:: What needs to be done ::
Copy all the data exactly, except the pictures.

:: Data listing ::

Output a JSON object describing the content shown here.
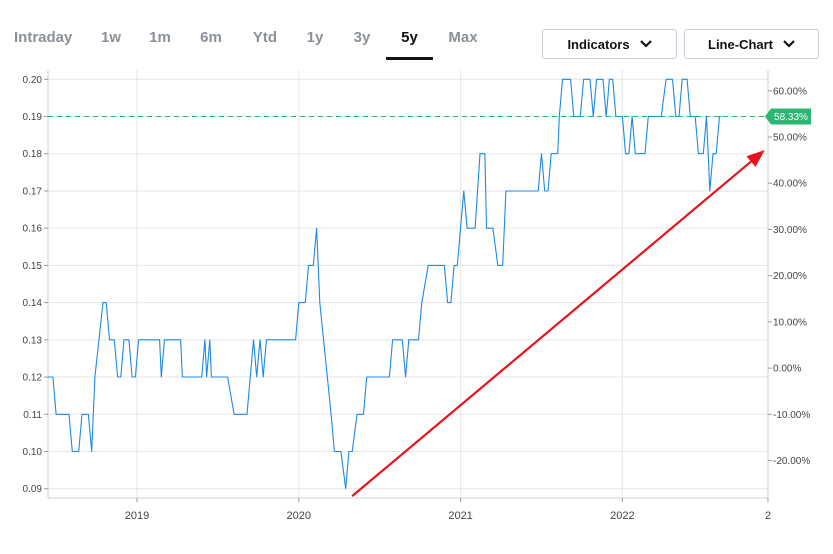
{
  "toolbar": {
    "tabs": [
      {
        "label": "Intraday"
      },
      {
        "label": "1w"
      },
      {
        "label": "1m"
      },
      {
        "label": "6m"
      },
      {
        "label": "Ytd"
      },
      {
        "label": "1y"
      },
      {
        "label": "3y"
      },
      {
        "label": "5y"
      },
      {
        "label": "Max"
      }
    ],
    "active_tab": "5y",
    "indicators_label": "Indicators",
    "chart_type_label": "Line-Chart"
  },
  "colors": {
    "line": "#1e88e5",
    "reference": "#2bb673",
    "badge": "#2bb673",
    "arrow": "#e8141b",
    "grid": "#e6e6e6"
  },
  "chart_data": {
    "type": "line",
    "y_ticks": [
      "0.20",
      "0.19",
      "0.18",
      "0.17",
      "0.16",
      "0.15",
      "0.14",
      "0.13",
      "0.12",
      "0.11",
      "0.10",
      "0.09"
    ],
    "ylim": [
      0.0875,
      0.2025
    ],
    "y2_ticks": [
      "60.00%",
      "50.00%",
      "40.00%",
      "30.00%",
      "20.00%",
      "10.00%",
      "0.00%",
      "-10.00%",
      "-20.00%"
    ],
    "y2lim": [
      -28.1,
      64.5
    ],
    "x_ticks": [
      "2019",
      "2020",
      "2021",
      "2022",
      "2"
    ],
    "xlim": [
      2018.45,
      2022.9
    ],
    "reference_value": 0.19,
    "reference_label": "58.33%",
    "annotation": {
      "type": "arrow",
      "from": [
        2020.33,
        0.088
      ],
      "to": [
        2022.88,
        0.181
      ]
    },
    "series": [
      {
        "points": [
          [
            2018.45,
            0.12
          ],
          [
            2018.48,
            0.12
          ],
          [
            2018.5,
            0.11
          ],
          [
            2018.58,
            0.11
          ],
          [
            2018.6,
            0.1
          ],
          [
            2018.64,
            0.1
          ],
          [
            2018.66,
            0.11
          ],
          [
            2018.7,
            0.11
          ],
          [
            2018.72,
            0.1
          ],
          [
            2018.74,
            0.12
          ],
          [
            2018.79,
            0.14
          ],
          [
            2018.81,
            0.14
          ],
          [
            2018.83,
            0.13
          ],
          [
            2018.86,
            0.13
          ],
          [
            2018.88,
            0.12
          ],
          [
            2018.9,
            0.12
          ],
          [
            2018.92,
            0.13
          ],
          [
            2018.95,
            0.13
          ],
          [
            2018.97,
            0.12
          ],
          [
            2018.99,
            0.12
          ],
          [
            2019.01,
            0.13
          ],
          [
            2019.14,
            0.13
          ],
          [
            2019.15,
            0.12
          ],
          [
            2019.17,
            0.13
          ],
          [
            2019.27,
            0.13
          ],
          [
            2019.28,
            0.12
          ],
          [
            2019.4,
            0.12
          ],
          [
            2019.42,
            0.13
          ],
          [
            2019.43,
            0.12
          ],
          [
            2019.45,
            0.13
          ],
          [
            2019.46,
            0.12
          ],
          [
            2019.56,
            0.12
          ],
          [
            2019.6,
            0.11
          ],
          [
            2019.68,
            0.11
          ],
          [
            2019.72,
            0.13
          ],
          [
            2019.74,
            0.12
          ],
          [
            2019.76,
            0.13
          ],
          [
            2019.78,
            0.12
          ],
          [
            2019.8,
            0.13
          ],
          [
            2019.98,
            0.13
          ],
          [
            2020.0,
            0.14
          ],
          [
            2020.04,
            0.14
          ],
          [
            2020.06,
            0.15
          ],
          [
            2020.09,
            0.15
          ],
          [
            2020.11,
            0.16
          ],
          [
            2020.13,
            0.14
          ],
          [
            2020.2,
            0.11
          ],
          [
            2020.22,
            0.1
          ],
          [
            2020.26,
            0.1
          ],
          [
            2020.29,
            0.09
          ],
          [
            2020.31,
            0.1
          ],
          [
            2020.33,
            0.1
          ],
          [
            2020.36,
            0.11
          ],
          [
            2020.4,
            0.11
          ],
          [
            2020.42,
            0.12
          ],
          [
            2020.56,
            0.12
          ],
          [
            2020.58,
            0.13
          ],
          [
            2020.64,
            0.13
          ],
          [
            2020.66,
            0.12
          ],
          [
            2020.68,
            0.13
          ],
          [
            2020.74,
            0.13
          ],
          [
            2020.76,
            0.14
          ],
          [
            2020.8,
            0.15
          ],
          [
            2020.9,
            0.15
          ],
          [
            2020.92,
            0.14
          ],
          [
            2020.94,
            0.14
          ],
          [
            2020.96,
            0.15
          ],
          [
            2020.98,
            0.15
          ],
          [
            2021.02,
            0.17
          ],
          [
            2021.04,
            0.16
          ],
          [
            2021.09,
            0.16
          ],
          [
            2021.12,
            0.18
          ],
          [
            2021.15,
            0.18
          ],
          [
            2021.16,
            0.16
          ],
          [
            2021.2,
            0.16
          ],
          [
            2021.23,
            0.15
          ],
          [
            2021.26,
            0.15
          ],
          [
            2021.28,
            0.17
          ],
          [
            2021.48,
            0.17
          ],
          [
            2021.5,
            0.18
          ],
          [
            2021.52,
            0.17
          ],
          [
            2021.54,
            0.17
          ],
          [
            2021.56,
            0.18
          ],
          [
            2021.6,
            0.18
          ],
          [
            2021.61,
            0.19
          ],
          [
            2021.63,
            0.2
          ],
          [
            2021.68,
            0.2
          ],
          [
            2021.7,
            0.19
          ],
          [
            2021.74,
            0.19
          ],
          [
            2021.76,
            0.2
          ],
          [
            2021.8,
            0.2
          ],
          [
            2021.82,
            0.19
          ],
          [
            2021.84,
            0.2
          ],
          [
            2021.88,
            0.2
          ],
          [
            2021.9,
            0.19
          ],
          [
            2021.92,
            0.2
          ],
          [
            2021.94,
            0.2
          ],
          [
            2021.96,
            0.19
          ],
          [
            2022.0,
            0.19
          ],
          [
            2022.02,
            0.18
          ],
          [
            2022.04,
            0.18
          ],
          [
            2022.06,
            0.19
          ],
          [
            2022.08,
            0.18
          ],
          [
            2022.14,
            0.18
          ],
          [
            2022.16,
            0.19
          ],
          [
            2022.24,
            0.19
          ],
          [
            2022.27,
            0.2
          ],
          [
            2022.31,
            0.2
          ],
          [
            2022.33,
            0.19
          ],
          [
            2022.35,
            0.19
          ],
          [
            2022.37,
            0.2
          ],
          [
            2022.4,
            0.2
          ],
          [
            2022.42,
            0.19
          ],
          [
            2022.45,
            0.19
          ],
          [
            2022.47,
            0.18
          ],
          [
            2022.5,
            0.18
          ],
          [
            2022.52,
            0.19
          ],
          [
            2022.54,
            0.17
          ],
          [
            2022.56,
            0.18
          ],
          [
            2022.58,
            0.18
          ],
          [
            2022.6,
            0.19
          ],
          [
            2022.61,
            0.19
          ]
        ]
      }
    ]
  }
}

:: Full answer ::
Output a JSON object describing the content shown here.
{
  "toolbar": {
    "tabs": [
      {
        "label": "Intraday"
      },
      {
        "label": "1w"
      },
      {
        "label": "1m"
      },
      {
        "label": "6m"
      },
      {
        "label": "Ytd"
      },
      {
        "label": "1y"
      },
      {
        "label": "3y"
      },
      {
        "label": "5y"
      },
      {
        "label": "Max"
      }
    ],
    "active_tab": "5y",
    "indicators_label": "Indicators",
    "chart_type_label": "Line-Chart"
  },
  "colors": {
    "line": "#1e88e5",
    "reference": "#2bb673",
    "badge": "#2bb673",
    "arrow": "#e8141b",
    "grid": "#e6e6e6"
  },
  "chart_data": {
    "type": "line",
    "y_ticks": [
      "0.20",
      "0.19",
      "0.18",
      "0.17",
      "0.16",
      "0.15",
      "0.14",
      "0.13",
      "0.12",
      "0.11",
      "0.10",
      "0.09"
    ],
    "ylim": [
      0.0875,
      0.2025
    ],
    "y2_ticks": [
      "60.00%",
      "50.00%",
      "40.00%",
      "30.00%",
      "20.00%",
      "10.00%",
      "0.00%",
      "-10.00%",
      "-20.00%"
    ],
    "y2lim": [
      -28.1,
      64.5
    ],
    "x_ticks": [
      "2019",
      "2020",
      "2021",
      "2022",
      "2"
    ],
    "xlim": [
      2018.45,
      2022.9
    ],
    "reference_value": 0.19,
    "reference_label": "58.33%",
    "annotation": {
      "type": "arrow",
      "from": [
        2020.33,
        0.088
      ],
      "to": [
        2022.88,
        0.181
      ]
    },
    "series": [
      {
        "points": [
          [
            2018.45,
            0.12
          ],
          [
            2018.48,
            0.12
          ],
          [
            2018.5,
            0.11
          ],
          [
            2018.58,
            0.11
          ],
          [
            2018.6,
            0.1
          ],
          [
            2018.64,
            0.1
          ],
          [
            2018.66,
            0.11
          ],
          [
            2018.7,
            0.11
          ],
          [
            2018.72,
            0.1
          ],
          [
            2018.74,
            0.12
          ],
          [
            2018.79,
            0.14
          ],
          [
            2018.81,
            0.14
          ],
          [
            2018.83,
            0.13
          ],
          [
            2018.86,
            0.13
          ],
          [
            2018.88,
            0.12
          ],
          [
            2018.9,
            0.12
          ],
          [
            2018.92,
            0.13
          ],
          [
            2018.95,
            0.13
          ],
          [
            2018.97,
            0.12
          ],
          [
            2018.99,
            0.12
          ],
          [
            2019.01,
            0.13
          ],
          [
            2019.14,
            0.13
          ],
          [
            2019.15,
            0.12
          ],
          [
            2019.17,
            0.13
          ],
          [
            2019.27,
            0.13
          ],
          [
            2019.28,
            0.12
          ],
          [
            2019.4,
            0.12
          ],
          [
            2019.42,
            0.13
          ],
          [
            2019.43,
            0.12
          ],
          [
            2019.45,
            0.13
          ],
          [
            2019.46,
            0.12
          ],
          [
            2019.56,
            0.12
          ],
          [
            2019.6,
            0.11
          ],
          [
            2019.68,
            0.11
          ],
          [
            2019.72,
            0.13
          ],
          [
            2019.74,
            0.12
          ],
          [
            2019.76,
            0.13
          ],
          [
            2019.78,
            0.12
          ],
          [
            2019.8,
            0.13
          ],
          [
            2019.98,
            0.13
          ],
          [
            2020.0,
            0.14
          ],
          [
            2020.04,
            0.14
          ],
          [
            2020.06,
            0.15
          ],
          [
            2020.09,
            0.15
          ],
          [
            2020.11,
            0.16
          ],
          [
            2020.13,
            0.14
          ],
          [
            2020.2,
            0.11
          ],
          [
            2020.22,
            0.1
          ],
          [
            2020.26,
            0.1
          ],
          [
            2020.29,
            0.09
          ],
          [
            2020.31,
            0.1
          ],
          [
            2020.33,
            0.1
          ],
          [
            2020.36,
            0.11
          ],
          [
            2020.4,
            0.11
          ],
          [
            2020.42,
            0.12
          ],
          [
            2020.56,
            0.12
          ],
          [
            2020.58,
            0.13
          ],
          [
            2020.64,
            0.13
          ],
          [
            2020.66,
            0.12
          ],
          [
            2020.68,
            0.13
          ],
          [
            2020.74,
            0.13
          ],
          [
            2020.76,
            0.14
          ],
          [
            2020.8,
            0.15
          ],
          [
            2020.9,
            0.15
          ],
          [
            2020.92,
            0.14
          ],
          [
            2020.94,
            0.14
          ],
          [
            2020.96,
            0.15
          ],
          [
            2020.98,
            0.15
          ],
          [
            2021.02,
            0.17
          ],
          [
            2021.04,
            0.16
          ],
          [
            2021.09,
            0.16
          ],
          [
            2021.12,
            0.18
          ],
          [
            2021.15,
            0.18
          ],
          [
            2021.16,
            0.16
          ],
          [
            2021.2,
            0.16
          ],
          [
            2021.23,
            0.15
          ],
          [
            2021.26,
            0.15
          ],
          [
            2021.28,
            0.17
          ],
          [
            2021.48,
            0.17
          ],
          [
            2021.5,
            0.18
          ],
          [
            2021.52,
            0.17
          ],
          [
            2021.54,
            0.17
          ],
          [
            2021.56,
            0.18
          ],
          [
            2021.6,
            0.18
          ],
          [
            2021.61,
            0.19
          ],
          [
            2021.63,
            0.2
          ],
          [
            2021.68,
            0.2
          ],
          [
            2021.7,
            0.19
          ],
          [
            2021.74,
            0.19
          ],
          [
            2021.76,
            0.2
          ],
          [
            2021.8,
            0.2
          ],
          [
            2021.82,
            0.19
          ],
          [
            2021.84,
            0.2
          ],
          [
            2021.88,
            0.2
          ],
          [
            2021.9,
            0.19
          ],
          [
            2021.92,
            0.2
          ],
          [
            2021.94,
            0.2
          ],
          [
            2021.96,
            0.19
          ],
          [
            2022.0,
            0.19
          ],
          [
            2022.02,
            0.18
          ],
          [
            2022.04,
            0.18
          ],
          [
            2022.06,
            0.19
          ],
          [
            2022.08,
            0.18
          ],
          [
            2022.14,
            0.18
          ],
          [
            2022.16,
            0.19
          ],
          [
            2022.24,
            0.19
          ],
          [
            2022.27,
            0.2
          ],
          [
            2022.31,
            0.2
          ],
          [
            2022.33,
            0.19
          ],
          [
            2022.35,
            0.19
          ],
          [
            2022.37,
            0.2
          ],
          [
            2022.4,
            0.2
          ],
          [
            2022.42,
            0.19
          ],
          [
            2022.45,
            0.19
          ],
          [
            2022.47,
            0.18
          ],
          [
            2022.5,
            0.18
          ],
          [
            2022.52,
            0.19
          ],
          [
            2022.54,
            0.17
          ],
          [
            2022.56,
            0.18
          ],
          [
            2022.58,
            0.18
          ],
          [
            2022.6,
            0.19
          ],
          [
            2022.61,
            0.19
          ]
        ]
      }
    ]
  }
}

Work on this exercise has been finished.